**Directions for this task**. Tell how many lines contain the string "ylabel" in the material underneath; the reply is that number and no more.

[[ Data to process open ]]

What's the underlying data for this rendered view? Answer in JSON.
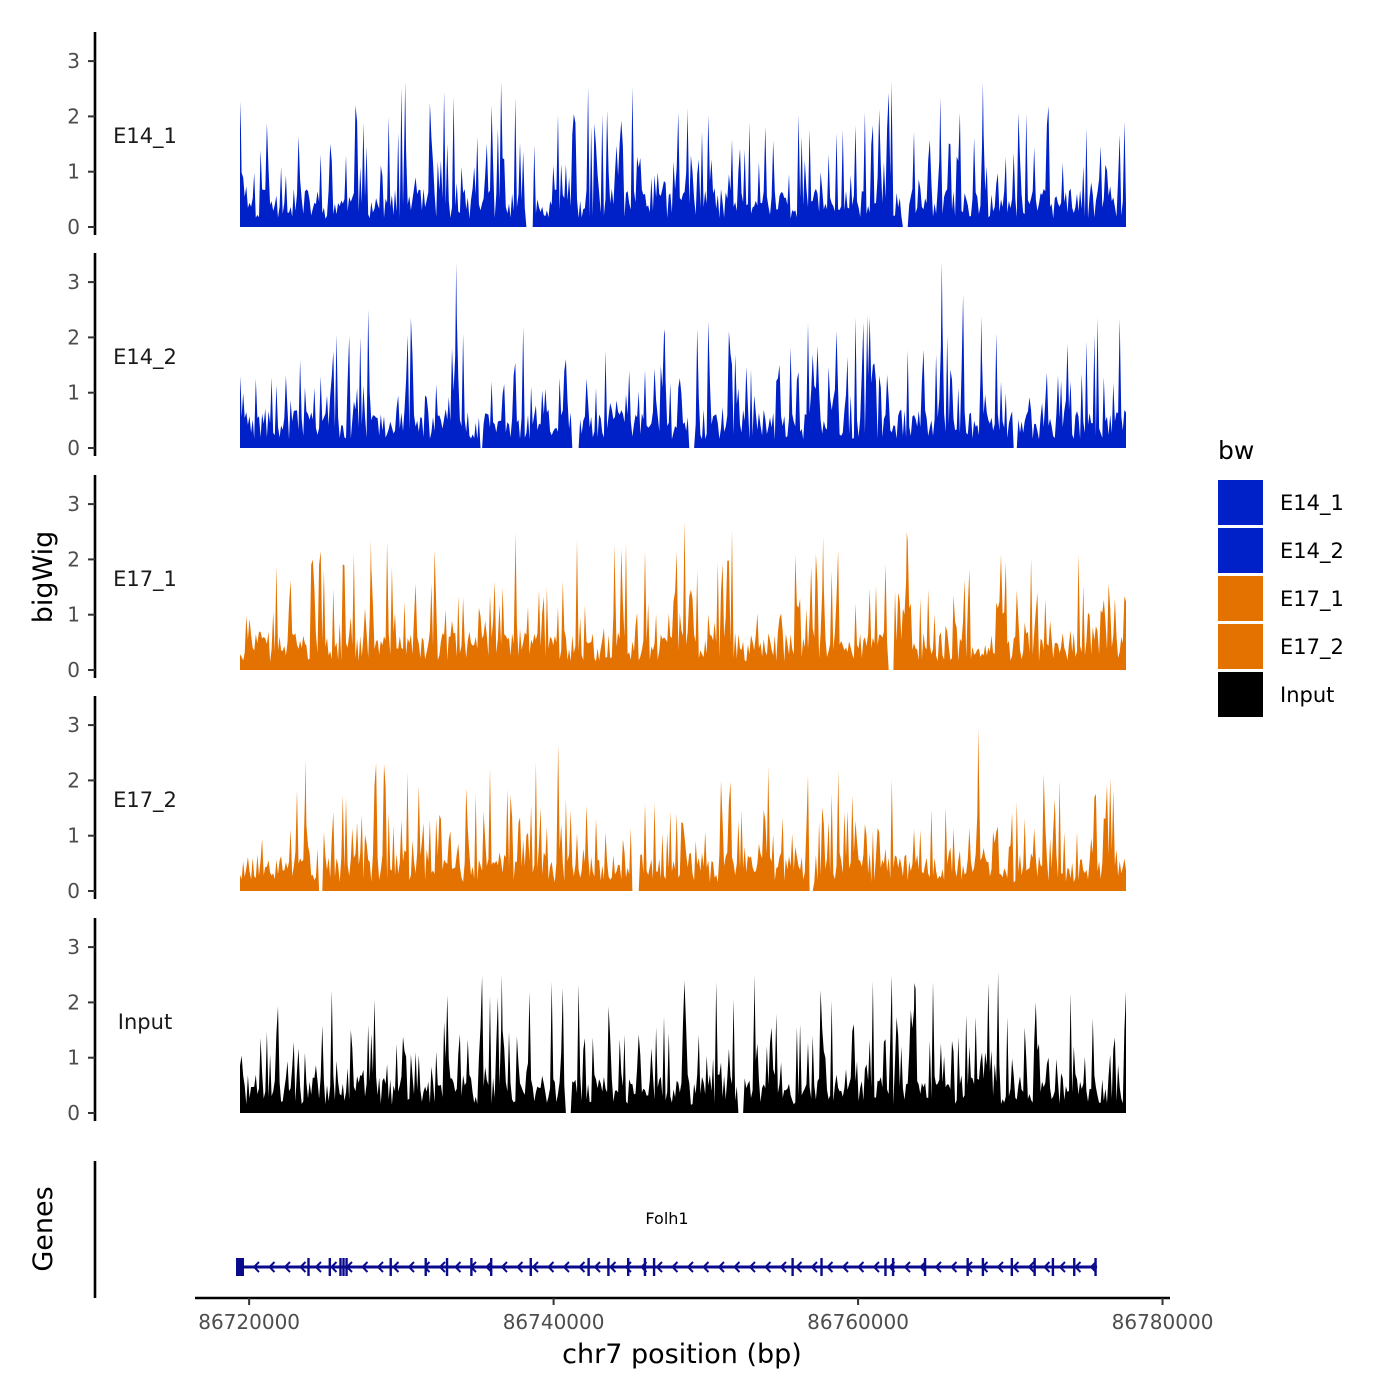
{
  "chart_data": {
    "type": "area",
    "ylabel": "bigWig",
    "xlabel": "chr7 position (bp)",
    "xlim": [
      86719400,
      86777600
    ],
    "x_range_data": [
      86719400,
      86777600
    ],
    "x_ticks": [
      86720000,
      86740000,
      86760000,
      86780000
    ],
    "x_tick_labels": [
      "86720000",
      "86740000",
      "86760000",
      "86780000"
    ],
    "ylim": [
      0,
      3.5
    ],
    "y_ticks": [
      0,
      1,
      2,
      3
    ],
    "y_tick_labels": [
      "0",
      "1",
      "2",
      "3"
    ],
    "tracks": [
      {
        "name": "E14_1",
        "color": "#0020c8",
        "seed": 11,
        "peaks": [
          [
            86719430,
            2.28
          ],
          [
            86730250,
            2.62
          ],
          [
            86736550,
            2.63
          ],
          [
            86748800,
            2.15
          ],
          [
            86762200,
            2.65
          ],
          [
            86765400,
            2.35
          ],
          [
            86768200,
            2.62
          ],
          [
            86777500,
            1.9
          ]
        ],
        "gaps": [
          [
            86738200,
            86738700
          ],
          [
            86762900,
            86763300
          ]
        ]
      },
      {
        "name": "E14_2",
        "color": "#0020c8",
        "seed": 23,
        "peaks": [
          [
            86719430,
            1.3
          ],
          [
            86727300,
            1.98
          ],
          [
            86733600,
            3.35
          ],
          [
            86747300,
            2.15
          ],
          [
            86760600,
            2.4
          ],
          [
            86765500,
            3.38
          ],
          [
            86766900,
            2.78
          ],
          [
            86768100,
            2.38
          ]
        ],
        "gaps": [
          [
            86735100,
            86735400
          ],
          [
            86741200,
            86741700
          ],
          [
            86748900,
            86749300
          ],
          [
            86770200,
            86770500
          ]
        ]
      },
      {
        "name": "E17_1",
        "color": "#e47200",
        "seed": 37,
        "peaks": [
          [
            86728000,
            2.35
          ],
          [
            86737500,
            2.5
          ],
          [
            86744000,
            2.28
          ],
          [
            86748600,
            2.68
          ],
          [
            86757700,
            2.42
          ],
          [
            86763200,
            2.5
          ]
        ],
        "gaps": [
          [
            86762000,
            86762400
          ]
        ]
      },
      {
        "name": "E17_2",
        "color": "#e47200",
        "seed": 53,
        "peaks": [
          [
            86723700,
            2.38
          ],
          [
            86730400,
            2.15
          ],
          [
            86740300,
            2.65
          ],
          [
            86754100,
            2.28
          ],
          [
            86758700,
            2.18
          ],
          [
            86767900,
            2.95
          ]
        ],
        "gaps": [
          [
            86724500,
            86724900
          ],
          [
            86745100,
            86745600
          ],
          [
            86756800,
            86757100
          ]
        ]
      },
      {
        "name": "Input",
        "color": "#000000",
        "seed": 71,
        "peaks": [
          [
            86735300,
            2.48
          ],
          [
            86736600,
            2.5
          ],
          [
            86748600,
            2.4
          ],
          [
            86753200,
            2.5
          ],
          [
            86763700,
            2.35
          ],
          [
            86769200,
            2.55
          ]
        ],
        "gaps": [
          [
            86740800,
            86741200
          ],
          [
            86752100,
            86752500
          ]
        ]
      }
    ],
    "legend": {
      "title": "bw",
      "entries": [
        {
          "label": "E14_1",
          "color": "#0020c8"
        },
        {
          "label": "E14_2",
          "color": "#0020c8"
        },
        {
          "label": "E17_1",
          "color": "#e47200"
        },
        {
          "label": "E17_2",
          "color": "#e47200"
        },
        {
          "label": "Input",
          "color": "#000000"
        }
      ]
    },
    "genes_track": {
      "title": "Genes",
      "gene": "Folh1",
      "strand": "-",
      "color": "#0a0a8c",
      "start": 86719400,
      "end": 86775700,
      "exons": [
        86719400,
        86719550,
        86723900,
        86725300,
        86726000,
        86726200,
        86726400,
        86729300,
        86731600,
        86733000,
        86734600,
        86735900,
        86738500,
        86742300,
        86743600,
        86744900,
        86746000,
        86746600,
        86755700,
        86757600,
        86761800,
        86762300,
        86764400,
        86767200,
        86768200,
        86770100,
        86771600,
        86772800,
        86774200,
        86775600
      ]
    }
  }
}
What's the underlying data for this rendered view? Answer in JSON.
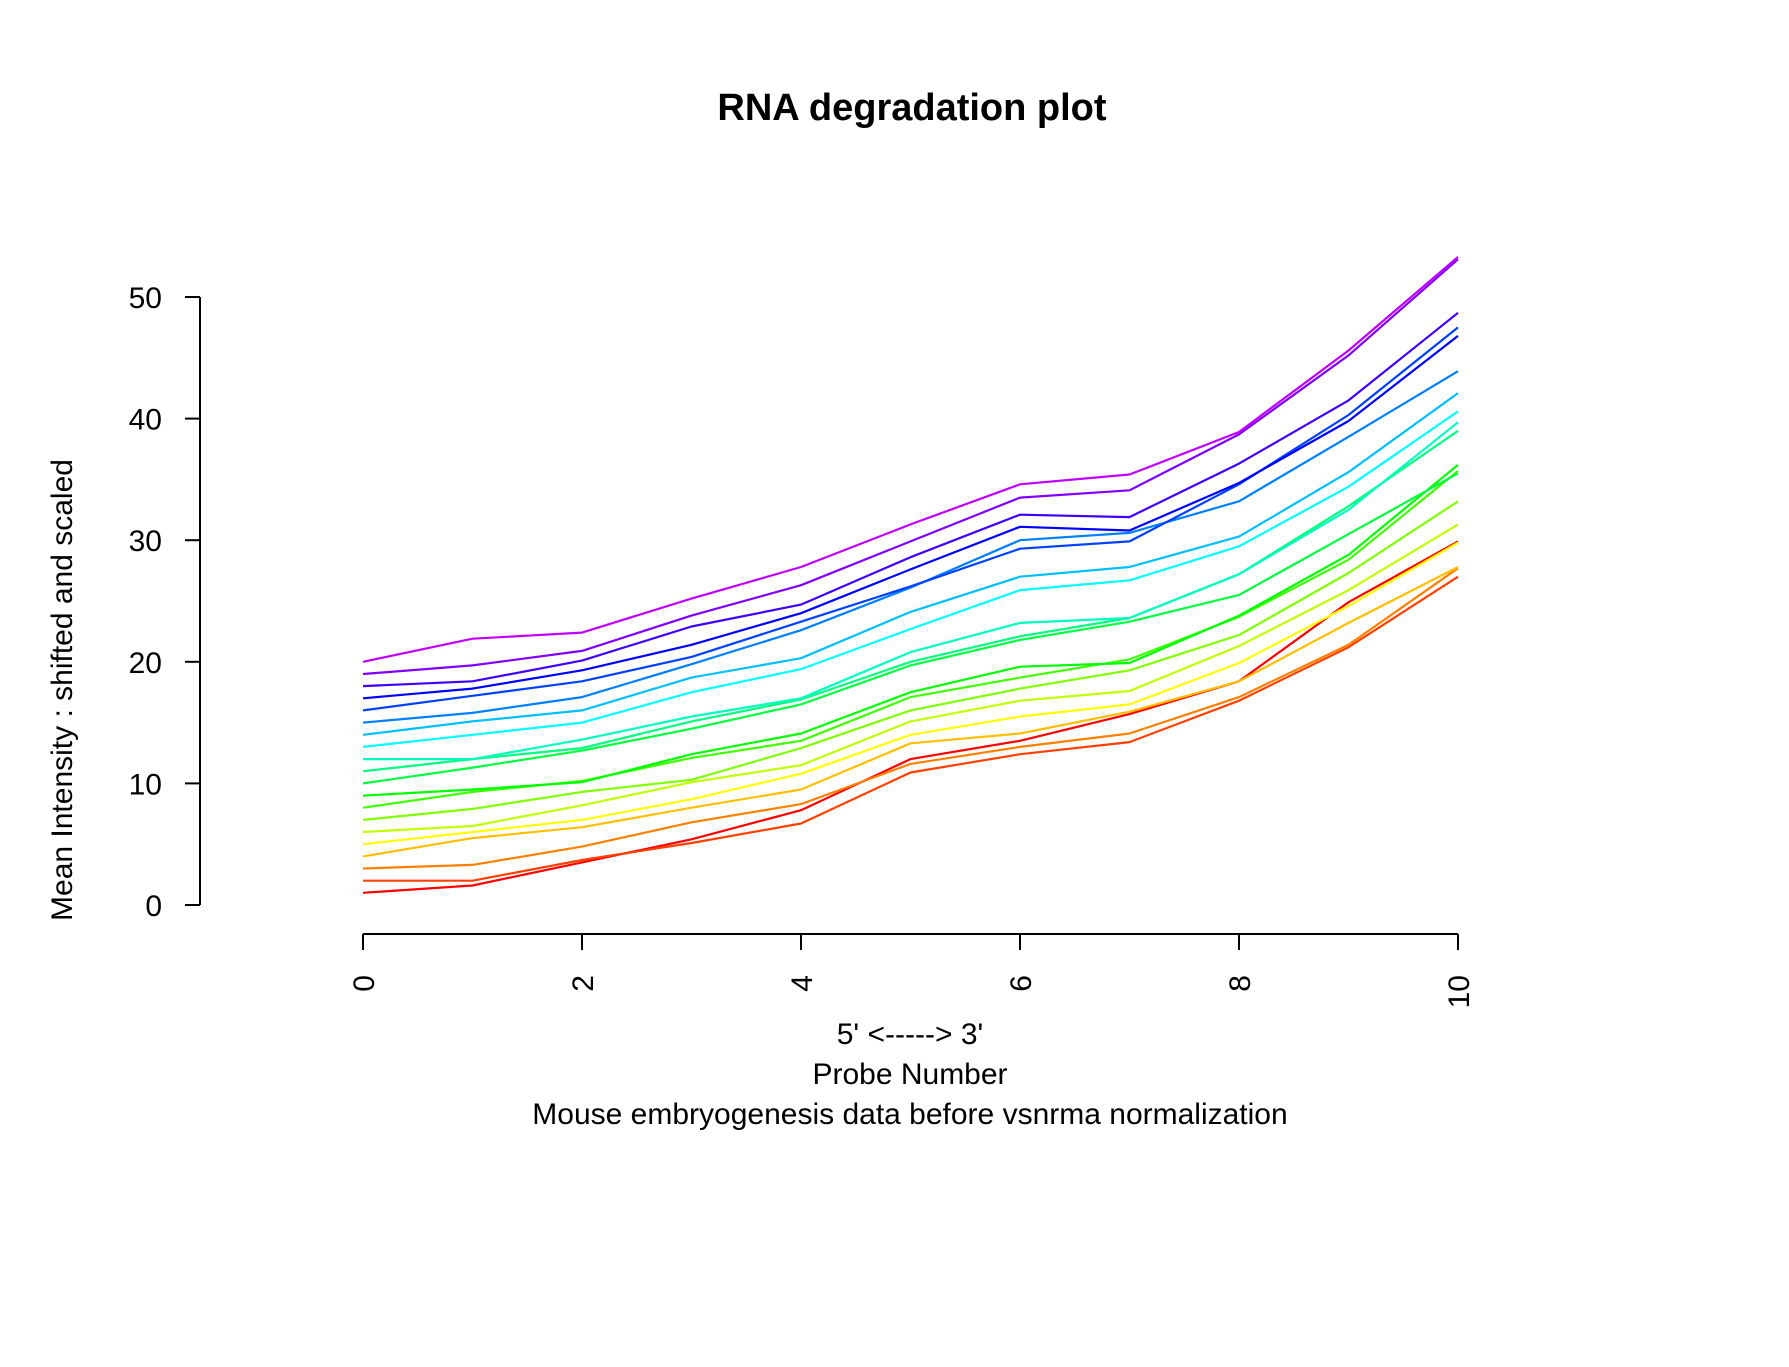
{
  "chart_data": {
    "type": "line",
    "title": "RNA degradation plot",
    "xlabel_lines": [
      "5' <-----> 3'",
      "Probe Number",
      "Mouse embryogenesis data before vsnrma normalization"
    ],
    "ylabel": "Mean Intensity : shifted and scaled",
    "xlim": [
      0,
      10
    ],
    "ylim": [
      0,
      55
    ],
    "x_ticks": [
      "0",
      "2",
      "4",
      "6",
      "8",
      "10"
    ],
    "y_ticks": [
      "0",
      "10",
      "20",
      "30",
      "40",
      "50"
    ],
    "grid": false,
    "legend": "none",
    "x": [
      0,
      1,
      2,
      3,
      4,
      5,
      6,
      7,
      8,
      9,
      10
    ],
    "series": [
      {
        "color": "#ff0000",
        "values": [
          1.0,
          1.6,
          3.5,
          5.4,
          7.8,
          12.0,
          13.5,
          15.7,
          18.4,
          24.9,
          29.9
        ]
      },
      {
        "color": "#ff4000",
        "values": [
          2.0,
          2.0,
          3.7,
          5.1,
          6.7,
          10.9,
          12.4,
          13.4,
          16.8,
          21.2,
          27.0
        ]
      },
      {
        "color": "#ff8000",
        "values": [
          3.0,
          3.3,
          4.8,
          6.8,
          8.3,
          11.6,
          13.0,
          14.1,
          17.1,
          21.4,
          27.7
        ]
      },
      {
        "color": "#ffbf00",
        "values": [
          4.0,
          5.5,
          6.4,
          8.0,
          9.5,
          13.3,
          14.1,
          15.9,
          18.4,
          23.2,
          27.8
        ]
      },
      {
        "color": "#ffff00",
        "values": [
          5.0,
          6.0,
          7.0,
          8.7,
          10.8,
          14.0,
          15.5,
          16.5,
          19.9,
          24.6,
          29.8
        ]
      },
      {
        "color": "#bfff00",
        "values": [
          6.0,
          6.5,
          8.2,
          10.1,
          11.5,
          15.1,
          16.8,
          17.6,
          21.3,
          25.9,
          31.3
        ]
      },
      {
        "color": "#80ff00",
        "values": [
          7.0,
          7.9,
          9.3,
          10.3,
          12.9,
          16.0,
          17.8,
          19.3,
          22.2,
          27.3,
          33.2
        ]
      },
      {
        "color": "#40ff00",
        "values": [
          8.0,
          9.3,
          10.2,
          12.1,
          13.5,
          17.1,
          18.7,
          20.2,
          23.7,
          28.4,
          35.7
        ]
      },
      {
        "color": "#00ff00",
        "values": [
          9.0,
          9.5,
          10.1,
          12.4,
          14.1,
          17.5,
          19.6,
          19.9,
          23.8,
          28.8,
          36.2
        ]
      },
      {
        "color": "#00ff40",
        "values": [
          10.0,
          11.3,
          12.7,
          14.5,
          16.5,
          19.7,
          21.8,
          23.3,
          25.5,
          30.5,
          35.5
        ]
      },
      {
        "color": "#00ff80",
        "values": [
          11.0,
          12.0,
          12.9,
          15.1,
          16.9,
          20.0,
          22.1,
          23.6,
          27.2,
          32.8,
          39.0
        ]
      },
      {
        "color": "#00ffbf",
        "values": [
          12.0,
          12.0,
          13.6,
          15.5,
          17.0,
          20.8,
          23.2,
          23.6,
          27.2,
          32.5,
          39.7
        ]
      },
      {
        "color": "#00ffff",
        "values": [
          13.0,
          14.0,
          15.0,
          17.5,
          19.4,
          22.7,
          25.9,
          26.7,
          29.5,
          34.4,
          40.6
        ]
      },
      {
        "color": "#00bfff",
        "values": [
          14.0,
          15.1,
          16.0,
          18.7,
          20.3,
          24.1,
          27.0,
          27.8,
          30.3,
          35.6,
          42.1
        ]
      },
      {
        "color": "#0080ff",
        "values": [
          15.0,
          15.8,
          17.1,
          19.8,
          22.6,
          26.1,
          30.0,
          30.6,
          33.2,
          38.5,
          43.9
        ]
      },
      {
        "color": "#0040ff",
        "values": [
          16.0,
          17.2,
          18.4,
          20.4,
          23.3,
          26.2,
          29.3,
          29.9,
          34.6,
          40.3,
          47.5
        ]
      },
      {
        "color": "#0000ff",
        "values": [
          17.0,
          17.8,
          19.3,
          21.4,
          24.0,
          27.6,
          31.1,
          30.8,
          34.7,
          39.8,
          46.8
        ]
      },
      {
        "color": "#4000ff",
        "values": [
          18.0,
          18.4,
          20.1,
          22.9,
          24.7,
          28.6,
          32.1,
          31.9,
          36.3,
          41.5,
          48.7
        ]
      },
      {
        "color": "#8000ff",
        "values": [
          19.0,
          19.7,
          20.9,
          23.8,
          26.3,
          29.9,
          33.5,
          34.1,
          38.7,
          45.2,
          53.1
        ]
      },
      {
        "color": "#bf00ff",
        "values": [
          20.0,
          21.9,
          22.4,
          25.2,
          27.8,
          31.3,
          34.6,
          35.4,
          38.9,
          45.6,
          53.3
        ]
      }
    ],
    "series_color_order_note": ""
  }
}
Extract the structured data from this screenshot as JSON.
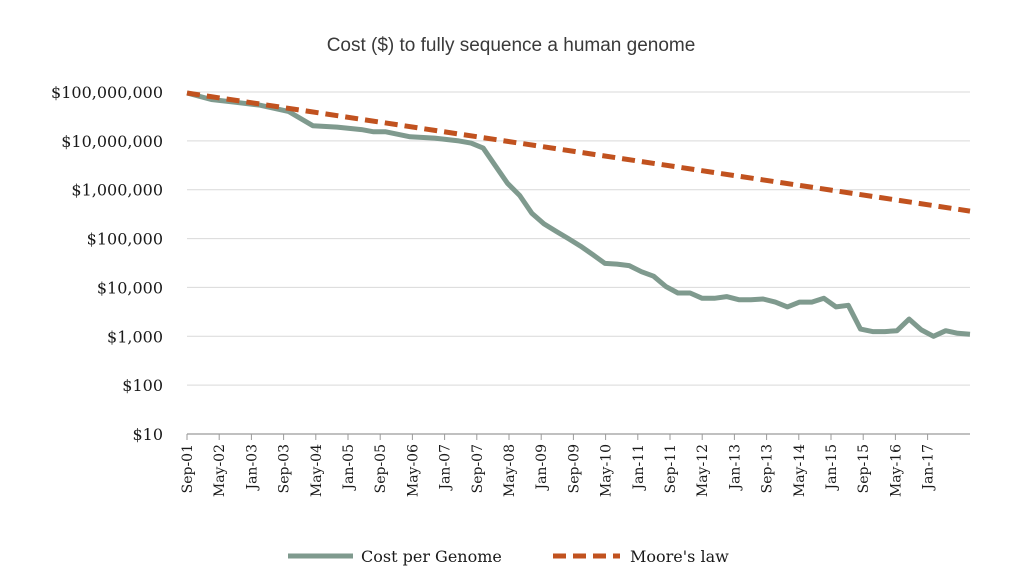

[[ Data to process closed ]]

**Solution below**. 2